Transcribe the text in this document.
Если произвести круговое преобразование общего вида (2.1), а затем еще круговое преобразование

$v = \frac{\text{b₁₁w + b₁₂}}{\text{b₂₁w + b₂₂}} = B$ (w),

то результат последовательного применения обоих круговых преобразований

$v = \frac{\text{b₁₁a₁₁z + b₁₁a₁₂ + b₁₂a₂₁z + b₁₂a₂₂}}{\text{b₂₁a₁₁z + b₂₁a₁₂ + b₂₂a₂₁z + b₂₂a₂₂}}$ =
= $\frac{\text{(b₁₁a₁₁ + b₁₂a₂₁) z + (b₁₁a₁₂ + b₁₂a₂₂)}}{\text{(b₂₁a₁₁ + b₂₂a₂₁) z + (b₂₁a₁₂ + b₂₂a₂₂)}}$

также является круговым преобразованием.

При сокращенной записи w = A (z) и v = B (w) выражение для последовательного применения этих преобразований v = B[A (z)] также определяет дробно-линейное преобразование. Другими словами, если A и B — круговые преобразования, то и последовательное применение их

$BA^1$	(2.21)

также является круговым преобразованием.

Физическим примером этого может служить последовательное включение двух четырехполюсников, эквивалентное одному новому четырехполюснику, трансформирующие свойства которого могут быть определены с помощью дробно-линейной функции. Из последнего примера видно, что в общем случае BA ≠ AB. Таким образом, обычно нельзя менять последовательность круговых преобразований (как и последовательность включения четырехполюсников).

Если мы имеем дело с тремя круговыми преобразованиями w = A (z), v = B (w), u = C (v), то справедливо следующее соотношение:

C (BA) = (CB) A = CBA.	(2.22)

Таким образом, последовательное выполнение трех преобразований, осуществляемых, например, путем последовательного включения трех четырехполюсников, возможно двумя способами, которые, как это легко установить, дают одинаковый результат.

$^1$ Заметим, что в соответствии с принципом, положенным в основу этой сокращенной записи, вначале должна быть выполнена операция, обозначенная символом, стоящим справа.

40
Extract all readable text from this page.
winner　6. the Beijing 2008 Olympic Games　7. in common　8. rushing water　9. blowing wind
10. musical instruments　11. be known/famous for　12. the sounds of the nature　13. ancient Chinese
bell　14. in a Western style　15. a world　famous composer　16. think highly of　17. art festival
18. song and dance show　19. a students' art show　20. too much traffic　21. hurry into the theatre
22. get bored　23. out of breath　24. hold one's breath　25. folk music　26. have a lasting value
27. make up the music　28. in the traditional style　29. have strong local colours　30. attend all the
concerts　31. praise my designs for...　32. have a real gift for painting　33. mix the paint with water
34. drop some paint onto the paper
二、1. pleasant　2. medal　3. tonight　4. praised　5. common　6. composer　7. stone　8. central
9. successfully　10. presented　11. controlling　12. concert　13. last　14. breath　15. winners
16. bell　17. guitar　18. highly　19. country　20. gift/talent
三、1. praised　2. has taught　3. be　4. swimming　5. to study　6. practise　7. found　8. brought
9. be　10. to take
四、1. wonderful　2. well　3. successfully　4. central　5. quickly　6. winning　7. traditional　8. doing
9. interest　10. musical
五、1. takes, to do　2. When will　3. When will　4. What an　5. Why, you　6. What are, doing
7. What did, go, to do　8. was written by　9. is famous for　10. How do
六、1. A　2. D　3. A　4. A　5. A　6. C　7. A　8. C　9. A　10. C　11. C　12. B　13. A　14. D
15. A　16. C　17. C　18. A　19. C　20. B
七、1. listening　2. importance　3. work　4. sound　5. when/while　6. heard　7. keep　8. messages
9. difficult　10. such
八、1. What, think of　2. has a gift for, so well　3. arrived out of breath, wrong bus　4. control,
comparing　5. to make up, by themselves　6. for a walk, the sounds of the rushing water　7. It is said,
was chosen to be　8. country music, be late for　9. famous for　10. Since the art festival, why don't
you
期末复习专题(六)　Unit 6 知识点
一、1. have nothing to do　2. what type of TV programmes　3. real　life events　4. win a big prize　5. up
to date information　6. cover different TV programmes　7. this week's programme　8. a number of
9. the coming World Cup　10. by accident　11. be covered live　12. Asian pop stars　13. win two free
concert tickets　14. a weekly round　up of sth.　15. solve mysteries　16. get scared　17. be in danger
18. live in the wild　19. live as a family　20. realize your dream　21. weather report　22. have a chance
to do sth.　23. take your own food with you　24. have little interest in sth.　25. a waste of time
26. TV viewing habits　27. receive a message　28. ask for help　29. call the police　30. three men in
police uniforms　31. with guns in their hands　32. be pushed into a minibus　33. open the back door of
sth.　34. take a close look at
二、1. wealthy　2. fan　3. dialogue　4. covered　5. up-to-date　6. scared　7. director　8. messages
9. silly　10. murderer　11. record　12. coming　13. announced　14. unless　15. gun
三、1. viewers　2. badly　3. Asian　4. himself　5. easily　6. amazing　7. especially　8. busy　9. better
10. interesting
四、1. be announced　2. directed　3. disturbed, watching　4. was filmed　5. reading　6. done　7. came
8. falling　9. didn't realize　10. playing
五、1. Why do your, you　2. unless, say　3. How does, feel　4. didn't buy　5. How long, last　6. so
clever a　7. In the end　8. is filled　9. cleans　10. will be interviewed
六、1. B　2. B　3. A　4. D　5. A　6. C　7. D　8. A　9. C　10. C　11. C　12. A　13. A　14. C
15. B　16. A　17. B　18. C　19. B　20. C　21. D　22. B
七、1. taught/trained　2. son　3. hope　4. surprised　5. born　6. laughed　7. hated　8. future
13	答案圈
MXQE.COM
+++
*WHAT THE EXERCISE ASKS*
Reply with only the number of lines in the material above where the string "scared" appears.

*TASK RESPONSE*
2